EXERCISE DIRECTIONS |
Write out the entire listing below exactly, with the pictures left out.

[begin INFORMATION SHOWN]

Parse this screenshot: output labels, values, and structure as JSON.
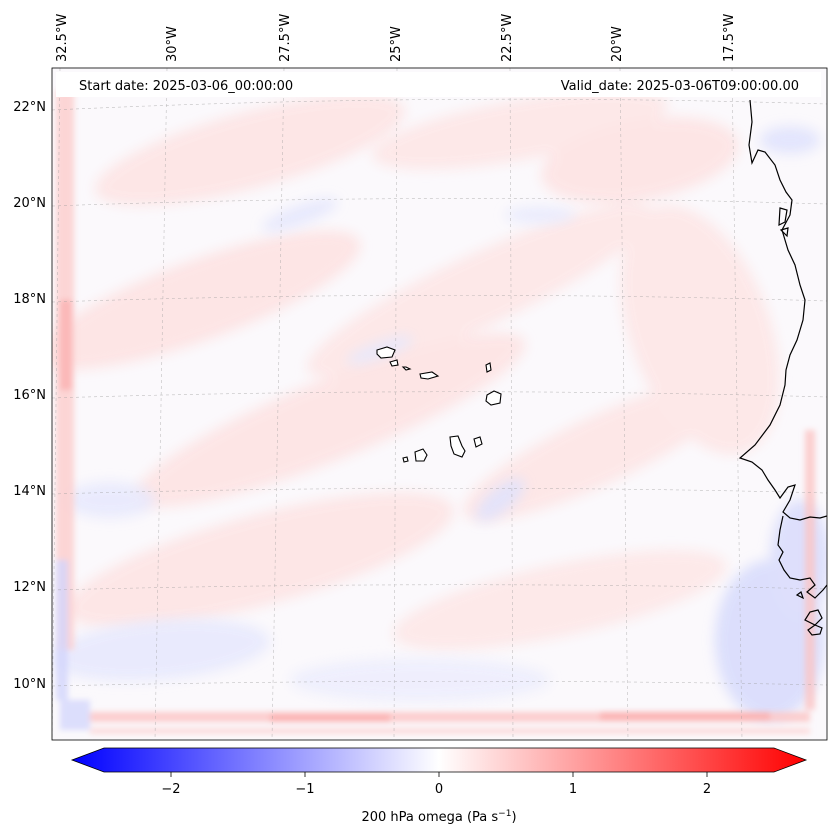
{
  "figure": {
    "start_date_label": "Start date: 2025-03-06_00:00:00",
    "valid_date_label": "Valid_date: 2025-03-06T09:00:00.00"
  },
  "axes": {
    "lon_ticks": [
      "32.5°W",
      "30°W",
      "27.5°W",
      "25°W",
      "22.5°W",
      "20°W",
      "17.5°W"
    ],
    "lat_ticks": [
      "22°N",
      "20°N",
      "18°N",
      "16°N",
      "14°N",
      "12°N",
      "10°N"
    ]
  },
  "colorbar": {
    "label": "200 hPa omega (Pa s",
    "label_exponent": "−1",
    "label_close": ")",
    "tick_labels": [
      "−2",
      "−1",
      "0",
      "1",
      "2"
    ],
    "tick_values": [
      -2,
      -1,
      0,
      1,
      2
    ],
    "range": [
      -2.5,
      2.5
    ],
    "color_low": "#0000ff",
    "color_mid": "#ffffff",
    "color_high": "#ff0000"
  },
  "field": {
    "variable": "200 hPa omega",
    "dominant_sign": "weakly positive (pale red) over most of the domain",
    "features": [
      "red bands along southern boundary",
      "red band along western boundary",
      "blue patches along West African coast"
    ]
  }
}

[end INFORMATION SHOWN]

EXERCISE SOLUTION |
Parse this screenshot: output labels, values, and structure as JSON.
{
  "figure": {
    "start_date_label": "Start date: 2025-03-06_00:00:00",
    "valid_date_label": "Valid_date: 2025-03-06T09:00:00.00"
  },
  "axes": {
    "lon_ticks": [
      "32.5°W",
      "30°W",
      "27.5°W",
      "25°W",
      "22.5°W",
      "20°W",
      "17.5°W"
    ],
    "lat_ticks": [
      "22°N",
      "20°N",
      "18°N",
      "16°N",
      "14°N",
      "12°N",
      "10°N"
    ]
  },
  "colorbar": {
    "label": "200 hPa omega (Pa s",
    "label_exponent": "−1",
    "label_close": ")",
    "tick_labels": [
      "−2",
      "−1",
      "0",
      "1",
      "2"
    ],
    "tick_values": [
      -2,
      -1,
      0,
      1,
      2
    ],
    "range": [
      -2.5,
      2.5
    ],
    "color_low": "#0000ff",
    "color_mid": "#ffffff",
    "color_high": "#ff0000"
  },
  "field": {
    "variable": "200 hPa omega",
    "dominant_sign": "weakly positive (pale red) over most of the domain",
    "features": [
      "red bands along southern boundary",
      "red band along western boundary",
      "blue patches along West African coast"
    ]
  }
}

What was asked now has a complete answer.